(Entries provided)

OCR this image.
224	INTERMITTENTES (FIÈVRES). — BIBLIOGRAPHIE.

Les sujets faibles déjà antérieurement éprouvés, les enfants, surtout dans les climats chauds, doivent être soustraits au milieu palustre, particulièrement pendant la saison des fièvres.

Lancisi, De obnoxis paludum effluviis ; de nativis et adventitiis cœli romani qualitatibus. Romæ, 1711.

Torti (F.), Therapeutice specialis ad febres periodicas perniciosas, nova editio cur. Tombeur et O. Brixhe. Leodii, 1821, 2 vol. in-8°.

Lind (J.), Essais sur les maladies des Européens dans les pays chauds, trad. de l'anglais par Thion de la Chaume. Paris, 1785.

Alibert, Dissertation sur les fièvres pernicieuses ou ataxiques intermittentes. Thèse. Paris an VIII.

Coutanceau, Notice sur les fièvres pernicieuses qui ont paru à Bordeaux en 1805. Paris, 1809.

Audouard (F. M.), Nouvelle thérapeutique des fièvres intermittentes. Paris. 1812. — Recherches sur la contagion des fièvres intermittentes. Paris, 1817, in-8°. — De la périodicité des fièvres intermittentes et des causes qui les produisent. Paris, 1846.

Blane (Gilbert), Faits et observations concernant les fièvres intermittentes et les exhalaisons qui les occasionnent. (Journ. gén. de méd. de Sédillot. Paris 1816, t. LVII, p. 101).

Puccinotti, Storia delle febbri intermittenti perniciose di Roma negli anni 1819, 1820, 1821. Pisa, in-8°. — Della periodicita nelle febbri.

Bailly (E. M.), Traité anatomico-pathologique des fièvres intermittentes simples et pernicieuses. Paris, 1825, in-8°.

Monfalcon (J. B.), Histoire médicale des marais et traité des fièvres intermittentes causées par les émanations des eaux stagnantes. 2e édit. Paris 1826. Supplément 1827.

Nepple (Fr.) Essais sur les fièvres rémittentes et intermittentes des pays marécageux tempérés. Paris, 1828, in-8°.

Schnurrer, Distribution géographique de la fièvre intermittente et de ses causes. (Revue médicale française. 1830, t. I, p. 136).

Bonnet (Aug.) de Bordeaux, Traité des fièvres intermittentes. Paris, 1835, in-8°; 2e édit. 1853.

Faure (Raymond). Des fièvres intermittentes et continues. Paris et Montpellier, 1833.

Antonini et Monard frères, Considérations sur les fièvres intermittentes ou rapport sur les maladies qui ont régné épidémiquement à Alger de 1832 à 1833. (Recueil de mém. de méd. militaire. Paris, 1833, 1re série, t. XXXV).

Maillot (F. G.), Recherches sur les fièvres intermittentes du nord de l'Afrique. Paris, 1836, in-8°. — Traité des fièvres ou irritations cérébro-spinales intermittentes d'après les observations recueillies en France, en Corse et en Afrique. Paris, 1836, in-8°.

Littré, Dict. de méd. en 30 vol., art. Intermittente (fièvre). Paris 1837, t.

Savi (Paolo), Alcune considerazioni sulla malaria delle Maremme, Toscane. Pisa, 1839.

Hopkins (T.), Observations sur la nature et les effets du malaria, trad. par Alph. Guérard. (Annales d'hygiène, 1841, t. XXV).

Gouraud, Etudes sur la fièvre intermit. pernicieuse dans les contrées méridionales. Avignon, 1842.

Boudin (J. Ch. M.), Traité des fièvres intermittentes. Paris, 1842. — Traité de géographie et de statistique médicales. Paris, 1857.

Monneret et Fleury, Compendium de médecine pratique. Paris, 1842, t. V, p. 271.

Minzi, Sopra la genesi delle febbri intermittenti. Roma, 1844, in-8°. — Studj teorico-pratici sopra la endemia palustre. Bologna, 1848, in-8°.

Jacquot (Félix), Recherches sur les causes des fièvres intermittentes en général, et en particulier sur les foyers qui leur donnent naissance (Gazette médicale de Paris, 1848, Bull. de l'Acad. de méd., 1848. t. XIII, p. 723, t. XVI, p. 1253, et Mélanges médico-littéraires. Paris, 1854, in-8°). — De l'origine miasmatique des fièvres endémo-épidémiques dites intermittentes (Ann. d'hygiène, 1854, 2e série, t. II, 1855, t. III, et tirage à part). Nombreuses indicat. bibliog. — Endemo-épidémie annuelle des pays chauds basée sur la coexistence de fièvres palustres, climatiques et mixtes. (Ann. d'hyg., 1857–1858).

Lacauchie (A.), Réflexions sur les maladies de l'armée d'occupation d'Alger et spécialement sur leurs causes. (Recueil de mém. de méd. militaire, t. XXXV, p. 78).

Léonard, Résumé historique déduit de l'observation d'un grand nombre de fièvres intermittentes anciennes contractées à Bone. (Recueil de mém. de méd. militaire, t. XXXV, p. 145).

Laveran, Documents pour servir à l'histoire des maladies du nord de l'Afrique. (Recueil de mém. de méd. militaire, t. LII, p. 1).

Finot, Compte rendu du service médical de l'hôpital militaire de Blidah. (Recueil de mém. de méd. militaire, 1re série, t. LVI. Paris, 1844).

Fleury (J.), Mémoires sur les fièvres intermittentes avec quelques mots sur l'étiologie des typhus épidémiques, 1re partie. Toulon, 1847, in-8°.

(End Entries provided)

◆ **What is required**
Each entry must be printed again exactly as given.

◆ **Problem solution**
OCR this image.
224	INTERMITTENTES (FIÈVRES). — BIBLIOGRAPHIE.

Les sujets faibles déjà antérieurement éprouvés, les enfants, surtout dans les climats chauds, doivent être soustraits au milieu palustre, particulièrement pendant la saison des fièvres.

Lancisi, De obnoxis paludum effluviis ; de nativis et adventitiis cœli romani qualitatibus. Romæ, 1711.

Torti (F.), Therapeutice specialis ad febres periodicas perniciosas, nova editio cur. Tombeur et O. Brixhe. Leodii, 1821, 2 vol. in-8°.

Lind (J.), Essais sur les maladies des Européens dans les pays chauds, trad. de l'anglais par Thion de la Chaume. Paris, 1785.

Alibert, Dissertation sur les fièvres pernicieuses ou ataxiques intermittentes. Thèse. Paris an VIII.

Coutanceau, Notice sur les fièvres pernicieuses qui ont paru à Bordeaux en 1805. Paris, 1809.

Audouard (F. M.), Nouvelle thérapeutique des fièvres intermittentes. Paris. 1812. — Recherches sur la contagion des fièvres intermittentes. Paris, 1817, in-8°. — De la périodicité des fièvres intermittentes et des causes qui les produisent. Paris, 1846.

Blane (Gilbert), Faits et observations concernant les fièvres intermittentes et les exhalaisons qui les occasionnent. (Journ. gén. de méd. de Sédillot. Paris 1816, t. LVII, p. 101).

Puccinotti, Storia delle febbri intermittenti perniciose di Roma negli anni 1819, 1820, 1821. Pisa, in-8°. — Della periodicita nelle febbri.

Bailly (E. M.), Traité anatomico-pathologique des fièvres intermittentes simples et pernicieuses. Paris, 1825, in-8°.

Monfalcon (J. B.), Histoire médicale des marais et traité des fièvres intermittentes causées par les émanations des eaux stagnantes. 2e édit. Paris 1826. Supplément 1827.

Nepple (Fr.) Essais sur les fièvres rémittentes et intermittentes des pays marécageux tempérés. Paris, 1828, in-8°.

Schnurrer, Distribution géographique de la fièvre intermittente et de ses causes. (Revue médicale française. 1830, t. I, p. 136).

Bonnet (Aug.) de Bordeaux, Traité des fièvres intermittentes. Paris, 1835, in-8°; 2e édit. 1853.

Faure (Raymond). Des fièvres intermittentes et continues. Paris et Montpellier, 1833.

Antonini et Monard frères, Considérations sur les fièvres intermittentes ou rapport sur les maladies qui ont régné épidémiquement à Alger de 1832 à 1833. (Recueil de mém. de méd. militaire. Paris, 1833, 1re série, t. XXXV).

Maillot (F. G.), Recherches sur les fièvres intermittentes du nord de l'Afrique. Paris, 1836, in-8°. — Traité des fièvres ou irritations cérébro-spinales intermittentes d'après les observations recueillies en France, en Corse et en Afrique. Paris, 1836, in-8°.

Littré, Dict. de méd. en 30 vol., art. Intermittente (fièvre). Paris 1837, t.

Savi (Paolo), Alcune considerazioni sulla malaria delle Maremme, Toscane. Pisa, 1839.

Hopkins (T.), Observations sur la nature et les effets du malaria, trad. par Alph. Guérard. (Annales d'hygiène, 1841, t. XXV).

Gouraud, Etudes sur la fièvre intermit. pernicieuse dans les contrées méridionales. Avignon, 1842.

Boudin (J. Ch. M.), Traité des fièvres intermittentes. Paris, 1842. — Traité de géographie et de statistique médicales. Paris, 1857.

Monneret et Fleury, Compendium de médecine pratique. Paris, 1842, t. V, p. 271.

Minzi, Sopra la genesi delle febbri intermittenti. Roma, 1844, in-8°. — Studj teorico-pratici sopra la endemia palustre. Bologna, 1848, in-8°.

Jacquot (Félix), Recherches sur les causes des fièvres intermittentes en général, et en particulier sur les foyers qui leur donnent naissance (Gazette médicale de Paris, 1848, Bull. de l'Acad. de méd., 1848. t. XIII, p. 723, t. XVI, p. 1253, et Mélanges médico-littéraires. Paris, 1854, in-8°). — De l'origine miasmatique des fièvres endémo-épidémiques dites intermittentes (Ann. d'hygiène, 1854, 2e série, t. II, 1855, t. III, et tirage à part). Nombreuses indicat. bibliog. — Endemo-épidémie annuelle des pays chauds basée sur la coexistence de fièvres palustres, climatiques et mixtes. (Ann. d'hyg., 1857–1858).

Lacauchie (A.), Réflexions sur les maladies de l'armée d'occupation d'Alger et spécialement sur leurs causes. (Recueil de mém. de méd. militaire, t. XXXV, p. 78).

Léonard, Résumé historique déduit de l'observation d'un grand nombre de fièvres intermittentes anciennes contractées à Bone. (Recueil de mém. de méd. militaire, t. XXXV, p. 145).

Laveran, Documents pour servir à l'histoire des maladies du nord de l'Afrique. (Recueil de mém. de méd. militaire, t. LII, p. 1).

Finot, Compte rendu du service médical de l'hôpital militaire de Blidah. (Recueil de mém. de méd. militaire, 1re série, t. LVI. Paris, 1844).

Fleury (J.), Mémoires sur les fièvres intermittentes avec quelques mots sur l'étiologie des typhus épidémiques, 1re partie. Toulon, 1847, in-8°.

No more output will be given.